**Text provided**
The Artist’s Way and Hiring a New God

posted February 14, 2005

Kripalu, Day Three. Kripalu is a former Jesuit monastery, turned—by stages—New Age Holistic Yoga Retreat. Nestled in the Berkshire Mountains in the sweet old upper crust town of Lenox, the building itself is uninspiringly institutional (Kripalu rarely if ever portrays the building in its literature or promotion.) But the grounds are breathtaking, varied, full of spirit. From the South side of the building one can see the lake below, the mountains in the distance. Today, as I sit in the dining room, the snow is falling so slowly I could almost count the flakes.

I like Kripalu, but something about being here awakens my inner seventeen-year-old boy. His name is Hal, and he works at a CD store, reading Rolling Stone and sniffing at the choices the customers make, sort of like the character in the Nick Hornby novel High Fidelity. Customers are made to feel as uneasy buying the latest Beyonce CD as they would if purchasing feminine hygiene products. Hal writes a blog about acceptable vs. unacceptable prose and footwear. If Beavis and Butthead were still on the air, Hal would emulate them.

Hal does not like Kripalu. Hall cannot believe it when he passes a balding man with a lavender tee shirt talking to a 50 something red-haired woman in which the bald guy uses the phrases “significant other,” “self-actualizing” and “successfully accessed my inner child” all in the same sentence.

**Dataset excerpt**
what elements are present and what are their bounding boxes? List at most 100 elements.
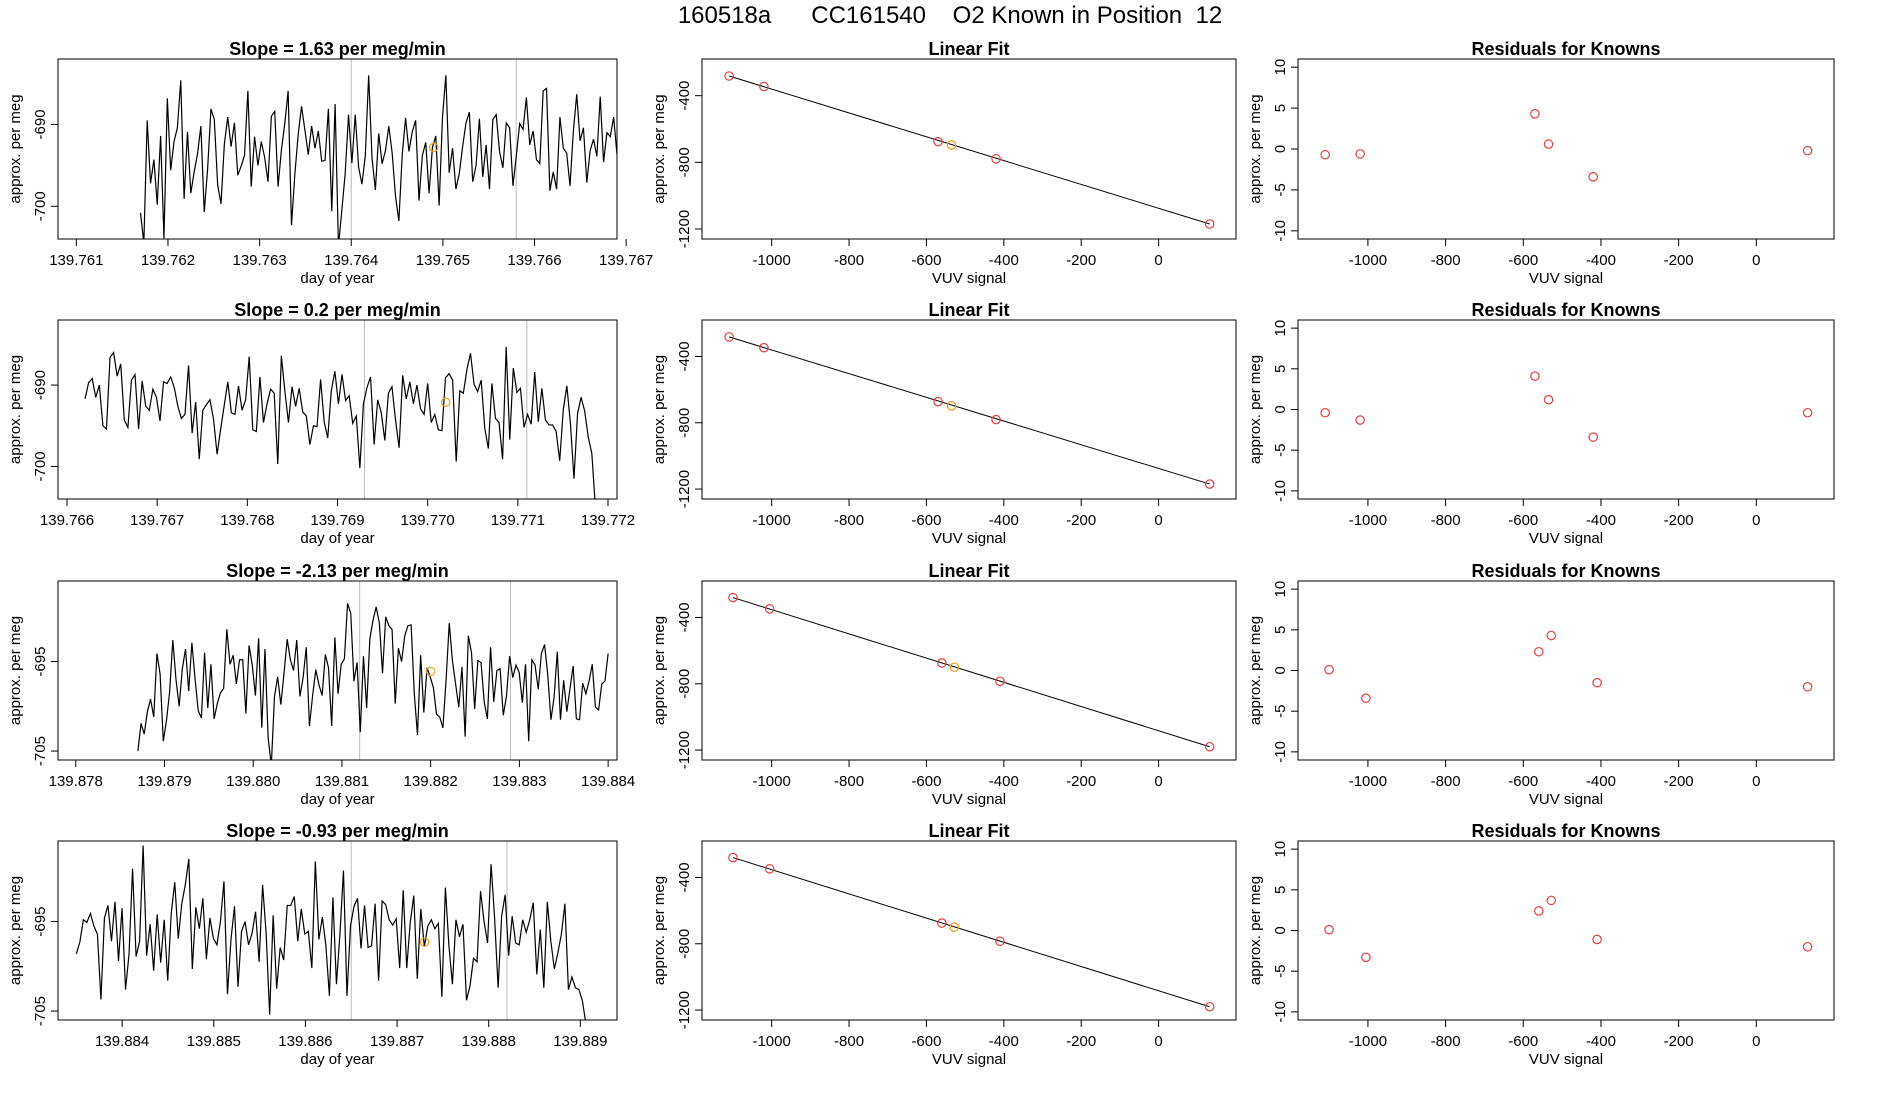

**Description of the task**
Could you reproduce the passage of the Kripalu blog post from "The Artist’s Way" to "count the flakes.", word for word? The listing plays no part in what comes next and can be left aside.

**Problem solution**
The Artist’s Way and Hiring a New God

posted February 14, 2005

Kripalu, Day Three. Kripalu is a former Jesuit monastery, turned—by stages—New Age Holistic Yoga Retreat. Nestled in the Berkshire Mountains in the sweet old upper crust town of Lenox, the building itself is uninspiringly institutional (Kripalu rarely if ever portrays the building in its literature or promotion.) But the grounds are breathtaking, varied, full of spirit. From the South side of the building one can see the lake below, the mountains in the distance. Today, as I sit in the dining room, the snow is falling so slowly I could almost count the flakes.